● Task to complete
In this exercise, return the whole listing exactly, excluding any images.

## start

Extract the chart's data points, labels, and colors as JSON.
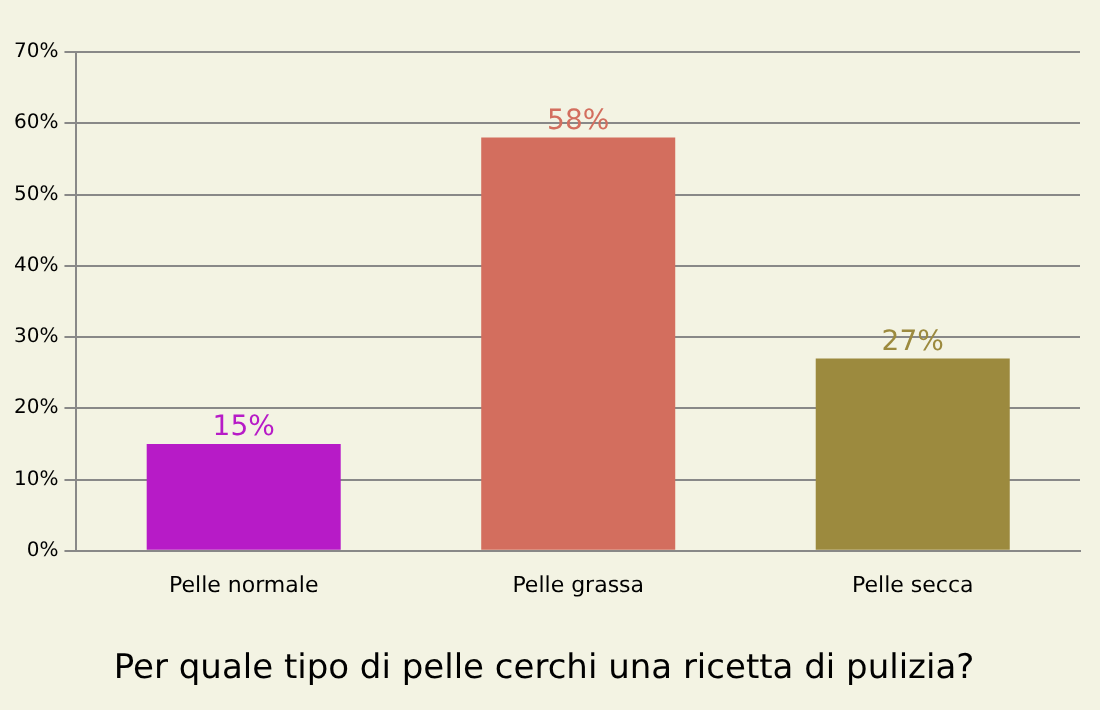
{
  "chart_data": {
    "type": "bar",
    "title": "Per quale tipo di pelle cerchi una ricetta di pulizia?",
    "categories": [
      "Pelle normale",
      "Pelle grassa",
      "Pelle secca"
    ],
    "values": [
      15,
      58,
      27
    ],
    "colors": [
      "#b71bc7",
      "#d36e5e",
      "#9c8a3e"
    ],
    "value_labels": [
      "15%",
      "58%",
      "27%"
    ],
    "ylim": [
      0,
      70
    ],
    "yticks": [
      {
        "value": 0,
        "label": "0%"
      },
      {
        "value": 10,
        "label": "10%"
      },
      {
        "value": 20,
        "label": "20%"
      },
      {
        "value": 30,
        "label": "30%"
      },
      {
        "value": 40,
        "label": "40%"
      },
      {
        "value": 50,
        "label": "50%"
      },
      {
        "value": 60,
        "label": "60%"
      },
      {
        "value": 70,
        "label": "70%"
      }
    ],
    "grid": "y",
    "legend": false
  }
}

## end

● Exercise result
Extract the chart's data points, labels, and colors as JSON.
{
  "chart_data": {
    "type": "bar",
    "title": "Per quale tipo di pelle cerchi una ricetta di pulizia?",
    "categories": [
      "Pelle normale",
      "Pelle grassa",
      "Pelle secca"
    ],
    "values": [
      15,
      58,
      27
    ],
    "colors": [
      "#b71bc7",
      "#d36e5e",
      "#9c8a3e"
    ],
    "value_labels": [
      "15%",
      "58%",
      "27%"
    ],
    "ylim": [
      0,
      70
    ],
    "yticks": [
      {
        "value": 0,
        "label": "0%"
      },
      {
        "value": 10,
        "label": "10%"
      },
      {
        "value": 20,
        "label": "20%"
      },
      {
        "value": 30,
        "label": "30%"
      },
      {
        "value": 40,
        "label": "40%"
      },
      {
        "value": 50,
        "label": "50%"
      },
      {
        "value": 60,
        "label": "60%"
      },
      {
        "value": 70,
        "label": "70%"
      }
    ],
    "grid": "y",
    "legend": false
  }
}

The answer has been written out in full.